Web map bogs down travelers
This is an archived article that was published on sltrib.com in 2005, and information in the article may be outdated. It is provided only for personal research purposes and may not be reprinted.

KANAB - You click on a travel Web site to plot the quickest route from Salt Lake City to Phoenix. You take Interstate 15 to state Route 20 south of Beaver and then go east to U.S. 89 before taking state Route 12 out of Panguitch.

Next, the Web site says to drive south for 43 miles on Cottonwood Road. But a posted sign proclaims the dirt road closed and impassable. What to do?

Much to the Kane County sheriff's regret, many motorists are heeding the Web, not the warning, and getting stuck. In the past three months, deputies have rescued at least 20 stranded travelers.

"They just go around the signs and there is not much we can do about it," Sheriff Lamont Smith laments. "We can't put locked gates on the roads because ranchers have to check on their livestock."

This time of year - especially this super-soggy year - it's best to take the roads more traveled. Those rugged, remote byways that snake across southern Utah's Grand Staircase-Escalante National Monument can become greasy quagmires of slippery, butter-thick mud. Smith's deputies even post signs warning travelers as much.

Trouble is, the Web site http://www.expedia.com still recommends Cottonwood Road.

"We figured the [closure] signs would discourage them," Smith says. "But they don't, not if the road's on a map."

Smith says his office has called expedia's customer-service number, but cannot get through.

"We just got put on hold and listened to music for an hour," Smith says. "We can't do that; we have work to do."

The Salt Lake Tribune was unable to reach expedia by phone or e-mail Tuesday.

Smith's office has written the company and asked that the Web site directions be changed. They hadn't been by Tuesday evening.

● SUPPLIED RECORDS
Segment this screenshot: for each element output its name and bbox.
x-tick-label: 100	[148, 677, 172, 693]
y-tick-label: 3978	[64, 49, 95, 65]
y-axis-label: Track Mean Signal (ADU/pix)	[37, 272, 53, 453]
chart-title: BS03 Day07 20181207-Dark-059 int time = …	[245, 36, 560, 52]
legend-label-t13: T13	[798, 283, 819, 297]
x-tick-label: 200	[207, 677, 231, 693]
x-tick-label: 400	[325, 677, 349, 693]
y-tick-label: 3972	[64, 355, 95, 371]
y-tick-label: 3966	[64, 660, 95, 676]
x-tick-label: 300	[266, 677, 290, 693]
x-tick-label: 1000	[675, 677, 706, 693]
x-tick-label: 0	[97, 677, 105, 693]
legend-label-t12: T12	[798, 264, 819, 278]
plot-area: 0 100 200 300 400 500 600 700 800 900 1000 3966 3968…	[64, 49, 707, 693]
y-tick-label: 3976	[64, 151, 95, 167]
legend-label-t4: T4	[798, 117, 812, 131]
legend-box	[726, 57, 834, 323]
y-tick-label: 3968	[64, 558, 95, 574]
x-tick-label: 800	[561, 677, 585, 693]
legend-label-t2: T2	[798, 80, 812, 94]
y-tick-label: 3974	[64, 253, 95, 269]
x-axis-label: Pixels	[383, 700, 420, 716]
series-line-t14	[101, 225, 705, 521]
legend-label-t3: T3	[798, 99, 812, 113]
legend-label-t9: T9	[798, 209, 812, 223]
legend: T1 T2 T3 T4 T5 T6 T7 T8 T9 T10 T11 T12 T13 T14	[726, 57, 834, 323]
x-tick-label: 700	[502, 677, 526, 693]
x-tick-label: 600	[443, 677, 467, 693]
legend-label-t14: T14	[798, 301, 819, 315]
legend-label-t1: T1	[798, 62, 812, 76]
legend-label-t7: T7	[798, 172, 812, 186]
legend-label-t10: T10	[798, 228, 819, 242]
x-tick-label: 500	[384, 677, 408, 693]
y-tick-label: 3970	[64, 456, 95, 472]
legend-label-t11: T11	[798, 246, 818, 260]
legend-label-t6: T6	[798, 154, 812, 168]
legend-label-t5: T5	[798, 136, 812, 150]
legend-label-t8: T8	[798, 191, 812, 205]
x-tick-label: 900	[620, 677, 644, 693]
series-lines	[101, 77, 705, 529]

● PROBLEMS
1. Reproduce the passage of the Web map article that begins at the words "Much to the" and stops after "20 stranded travelers.".
2. Render every line of the records as a JSON list of strings, one string per line, skipping any blank lines.
The article and the records come from unrelated sources.

● RESULTS FOR EACH TASK
1.
Much to the Kane County sheriff's regret, many motorists are heeding the Web, not the warning, and getting stuck. In the past three months, deputies have rescued at least 20 stranded travelers.

2.
[
  "Segment this screenshot: for each element output its name and bbox.",
  "x-tick-label: 100\t[148, 677, 172, 693]",
  "y-tick-label: 3978\t[64, 49, 95, 65]",
  "y-axis-label: Track Mean Signal (ADU/pix)\t[37, 272, 53, 453]",
  "chart-title: BS03 Day07 20181207-Dark-059 int time = …\t[245, 36, 560, 52]",
  "legend-label-t13: T13\t[798, 283, 819, 297]",
  "x-tick-label: 200\t[207, 677, 231, 693]",
  "x-tick-label: 400\t[325, 677, 349, 693]",
  "y-tick-label: 3972\t[64, 355, 95, 371]",
  "y-tick-label: 3966\t[64, 660, 95, 676]",
  "x-tick-label: 300\t[266, 677, 290, 693]",
  "x-tick-label: 1000\t[675, 677, 706, 693]",
  "x-tick-label: 0\t[97, 677, 105, 693]",
  "legend-label-t12: T12\t[798, 264, 819, 278]",
  "plot-area: 0 100 200 300 400 500 600 700 800 900 1000 3966 3968…\t[64, 49, 707, 693]",
  "y-tick-label: 3976\t[64, 151, 95, 167]",
  "legend-label-t4: T4\t[798, 117, 812, 131]",
  "legend-box\t[726, 57, 834, 323]",
  "y-tick-label: 3968\t[64, 558, 95, 574]",
  "x-tick-label: 800\t[561, 677, 585, 693]",
  "legend-label-t2: T2\t[798, 80, 812, 94]",
  "y-tick-label: 3974\t[64, 253, 95, 269]",
  "x-axis-label: Pixels\t[383, 700, 420, 716]",
  "series-line-t14\t[101, 225, 705, 521]",
  "legend-label-t3: T3\t[798, 99, 812, 113]",
  "legend-label-t9: T9\t[798, 209, 812, 223]",
  "legend: T1 T2 T3 T4 T5 T6 T7 T8 T9 T10 T11 T12 T13 T14\t[726, 57, 834, 323]",
  "x-tick-label: 700\t[502, 677, 526, 693]",
  "x-tick-label: 600\t[443, 677, 467, 693]",
  "legend-label-t14: T14\t[798, 301, 819, 315]",
  "legend-label-t1: T1\t[798, 62, 812, 76]",
  "legend-label-t7: T7\t[798, 172, 812, 186]",
  "legend-label-t10: T10\t[798, 228, 819, 242]",
  "x-tick-label: 500\t[384, 677, 408, 693]",
  "y-tick-label: 3970\t[64, 456, 95, 472]",
  "legend-label-t11: T11\t[798, 246, 818, 260]",
  "legend-label-t6: T6\t[798, 154, 812, 168]",
  "legend-label-t5: T5\t[798, 136, 812, 150]",
  "legend-label-t8: T8\t[798, 191, 812, 205]",
  "x-tick-label: 900\t[620, 677, 644, 693]",
  "series-lines\t[101, 77, 705, 529]"
]